--- begin Data excerpts ---

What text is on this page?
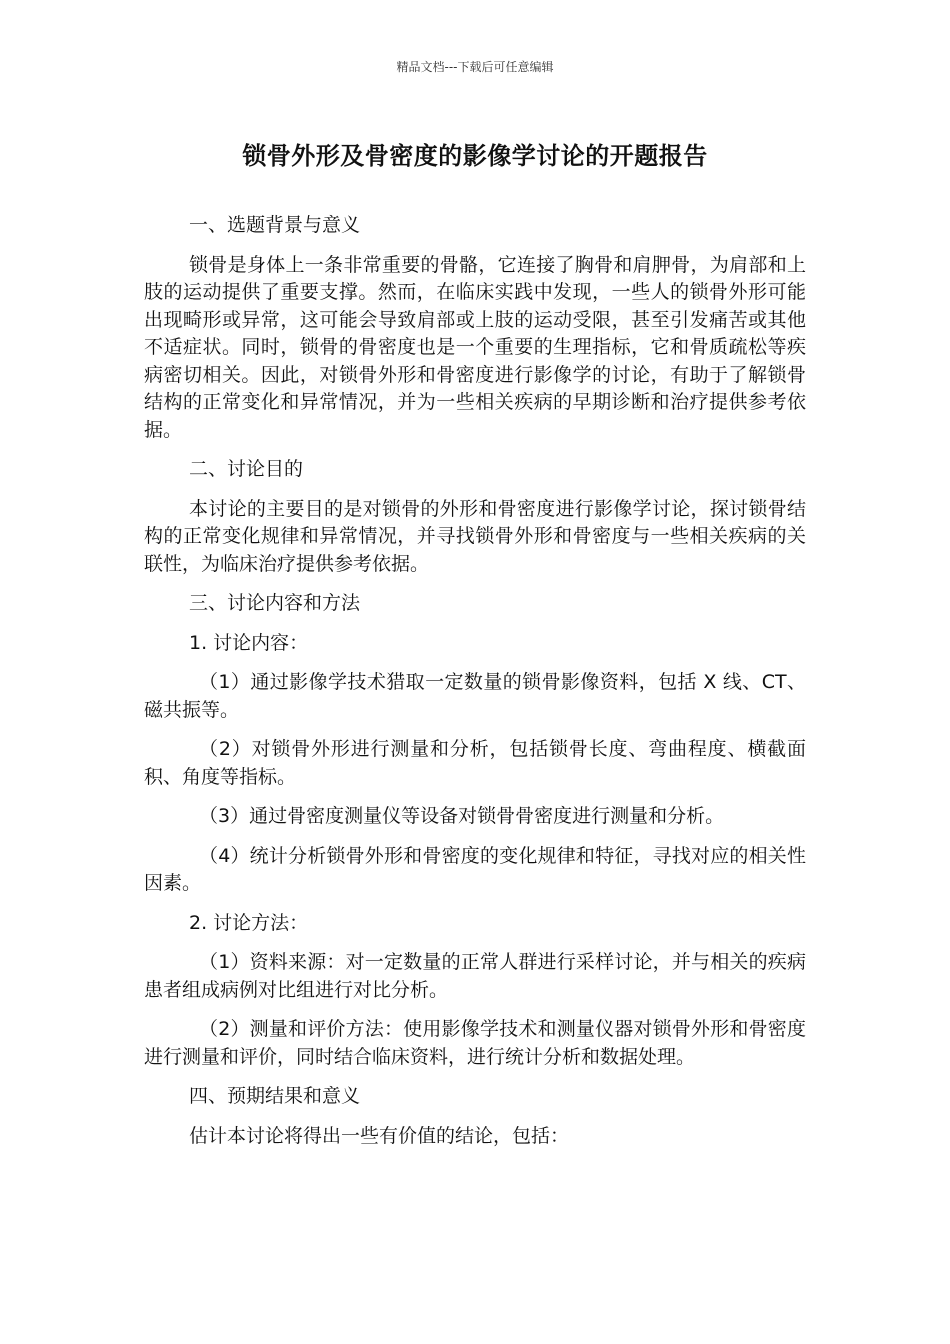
精品文档---下载后可任意编辑
锁骨外形及骨密度的影像学讨论的开题报告

一、选题背景与意义

锁骨是身体上一条非常重要的骨骼，它连接了胸骨和肩胛骨，为肩部和上肢的运动提供了重要支撑。然而，在临床实践中发现，一些人的锁骨外形可能出现畸形或异常，这可能会导致肩部或上肢的运动受限，甚至引发痛苦或其他不适症状。同时，锁骨的骨密度也是一个重要的生理指标，它和骨质疏松等疾病密切相关。因此，对锁骨外形和骨密度进行影像学的讨论，有助于了解锁骨结构的正常变化和异常情况，并为一些相关疾病的早期诊断和治疗提供参考依据。

二、讨论目的

本讨论的主要目的是对锁骨的外形和骨密度进行影像学讨论，探讨锁骨结构的正常变化规律和异常情况，并寻找锁骨外形和骨密度与一些相关疾病的关联性，为临床治疗提供参考依据。

三、讨论内容和方法

1. 讨论内容：

（1）通过影像学技术猎取一定数量的锁骨影像资料，包括 X 线、CT、磁共振等。

（2）对锁骨外形进行测量和分析，包括锁骨长度、弯曲程度、横截面积、角度等指标。

（3）通过骨密度测量仪等设备对锁骨骨密度进行测量和分析。

（4）统计分析锁骨外形和骨密度的变化规律和特征，寻找对应的相关性因素。

2. 讨论方法：

（1）资料来源：对一定数量的正常人群进行采样讨论，并与相关的疾病患者组成病例对比组进行对比分析。

（2）测量和评价方法：使用影像学技术和测量仪器对锁骨外形和骨密度进行测量和评价，同时结合临床资料，进行统计分析和数据处理。

四、预期结果和意义

估计本讨论将得出一些有价值的结论，包括：
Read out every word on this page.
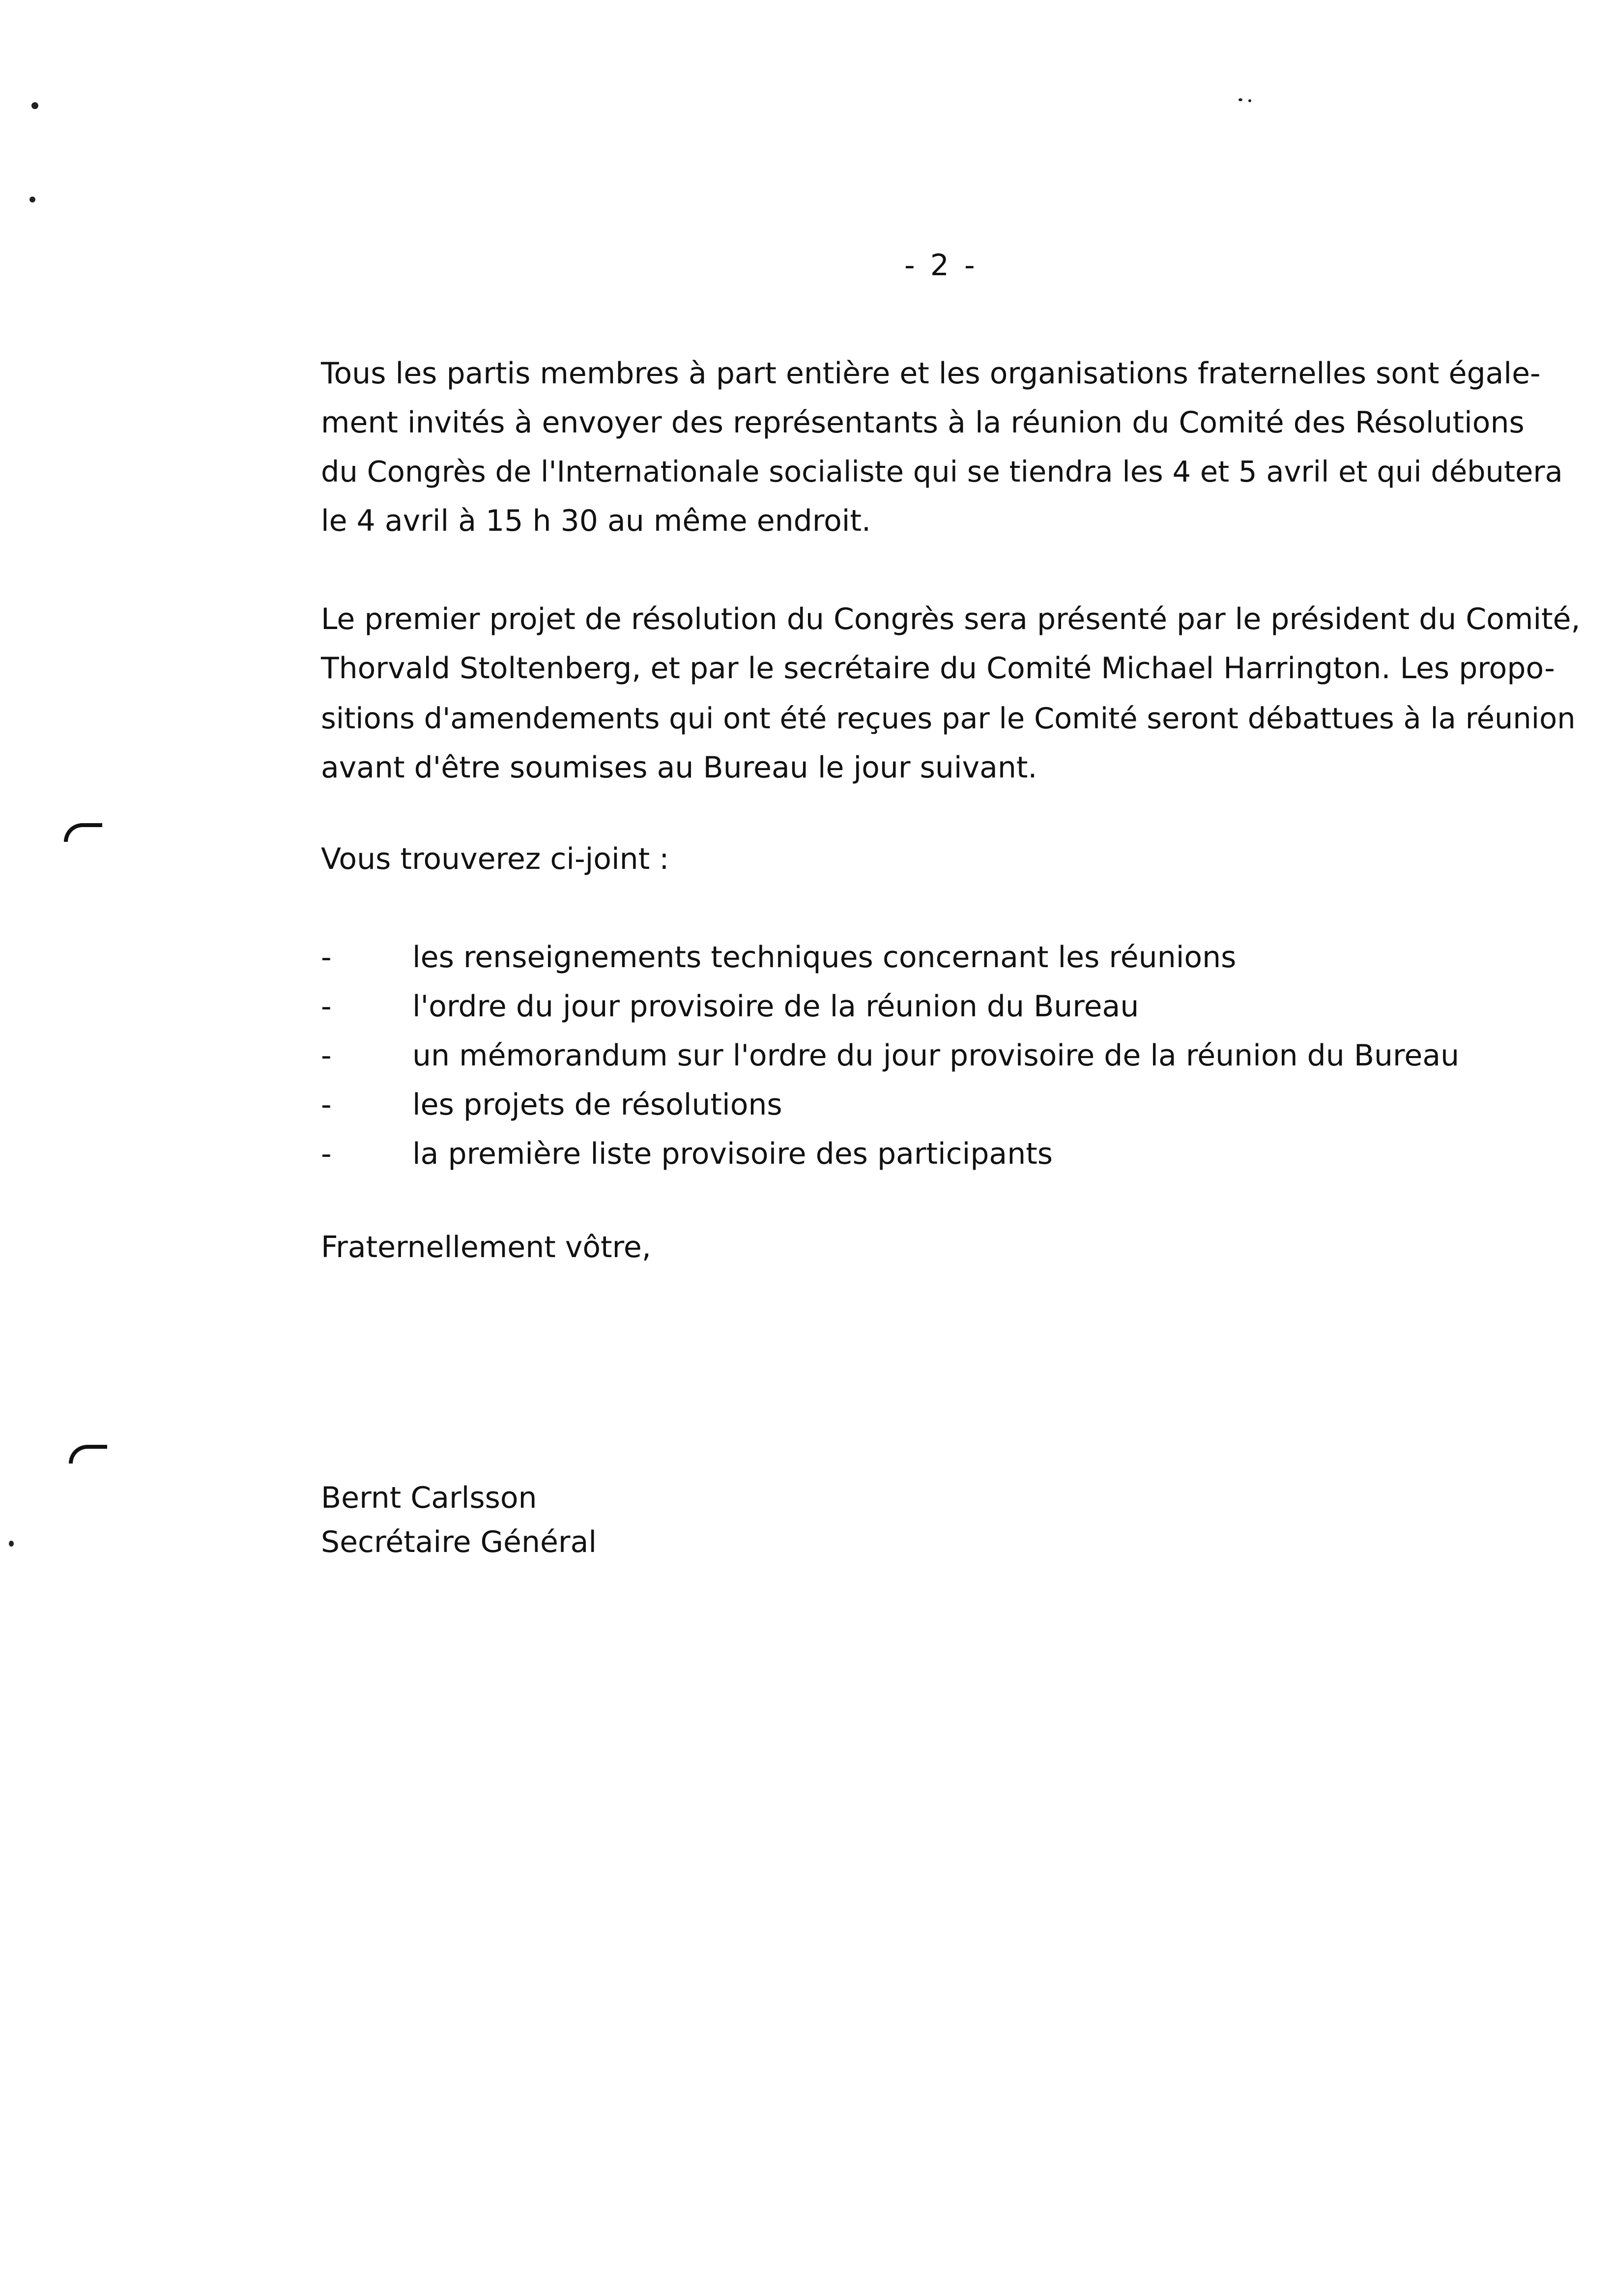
- 2 -
Tous les partis membres à part entière et les organisations fraternelles sont égale-
ment invités à envoyer des représentants à la réunion du Comité des Résolutions
du Congrès de l'Internationale socialiste qui se tiendra les 4 et 5 avril et qui débutera
le 4 avril à 15 h 30 au même endroit.
Le premier projet de résolution du Congrès sera présenté par le président du Comité,
Thorvald Stoltenberg, et par le secrétaire du Comité Michael Harrington. Les propo-
sitions d'amendements qui ont été reçues par le Comité seront débattues à la réunion
avant d'être soumises au Bureau le jour suivant.
Vous trouverez ci-joint :
-	les renseignements techniques concernant les réunions
-	l'ordre du jour provisoire de la réunion du Bureau
-	un mémorandum sur l'ordre du jour provisoire de la réunion du Bureau
-	les projets de résolutions
-	la première liste provisoire des participants
Fraternellement vôtre,
Bernt Carlsson
Secrétaire Général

--- end Data excerpts ---

■ **What to do**:
Copy each line above precisely, dropping the pictures.

■ **Complete answer**:
What text is on this page?
精品文档---下载后可任意编辑
锁骨外形及骨密度的影像学讨论的开题报告

一、选题背景与意义

锁骨是身体上一条非常重要的骨骼，它连接了胸骨和肩胛骨，为肩部和上肢的运动提供了重要支撑。然而，在临床实践中发现，一些人的锁骨外形可能出现畸形或异常，这可能会导致肩部或上肢的运动受限，甚至引发痛苦或其他不适症状。同时，锁骨的骨密度也是一个重要的生理指标，它和骨质疏松等疾病密切相关。因此，对锁骨外形和骨密度进行影像学的讨论，有助于了解锁骨结构的正常变化和异常情况，并为一些相关疾病的早期诊断和治疗提供参考依据。

二、讨论目的

本讨论的主要目的是对锁骨的外形和骨密度进行影像学讨论，探讨锁骨结构的正常变化规律和异常情况，并寻找锁骨外形和骨密度与一些相关疾病的关联性，为临床治疗提供参考依据。

三、讨论内容和方法

1. 讨论内容：

（1）通过影像学技术猎取一定数量的锁骨影像资料，包括 X 线、CT、磁共振等。

（2）对锁骨外形进行测量和分析，包括锁骨长度、弯曲程度、横截面积、角度等指标。

（3）通过骨密度测量仪等设备对锁骨骨密度进行测量和分析。

（4）统计分析锁骨外形和骨密度的变化规律和特征，寻找对应的相关性因素。

2. 讨论方法：

（1）资料来源：对一定数量的正常人群进行采样讨论，并与相关的疾病患者组成病例对比组进行对比分析。

（2）测量和评价方法：使用影像学技术和测量仪器对锁骨外形和骨密度进行测量和评价，同时结合临床资料，进行统计分析和数据处理。

四、预期结果和意义

估计本讨论将得出一些有价值的结论，包括：
Read out every word on this page.
- 2 -
Tous les partis membres à part entière et les organisations fraternelles sont égale-
ment invités à envoyer des représentants à la réunion du Comité des Résolutions
du Congrès de l'Internationale socialiste qui se tiendra les 4 et 5 avril et qui débutera
le 4 avril à 15 h 30 au même endroit.
Le premier projet de résolution du Congrès sera présenté par le président du Comité,
Thorvald Stoltenberg, et par le secrétaire du Comité Michael Harrington. Les propo-
sitions d'amendements qui ont été reçues par le Comité seront débattues à la réunion
avant d'être soumises au Bureau le jour suivant.
Vous trouverez ci-joint :
-	les renseignements techniques concernant les réunions
-	l'ordre du jour provisoire de la réunion du Bureau
-	un mémorandum sur l'ordre du jour provisoire de la réunion du Bureau
-	les projets de résolutions
-	la première liste provisoire des participants
Fraternellement vôtre,
Bernt Carlsson
Secrétaire Général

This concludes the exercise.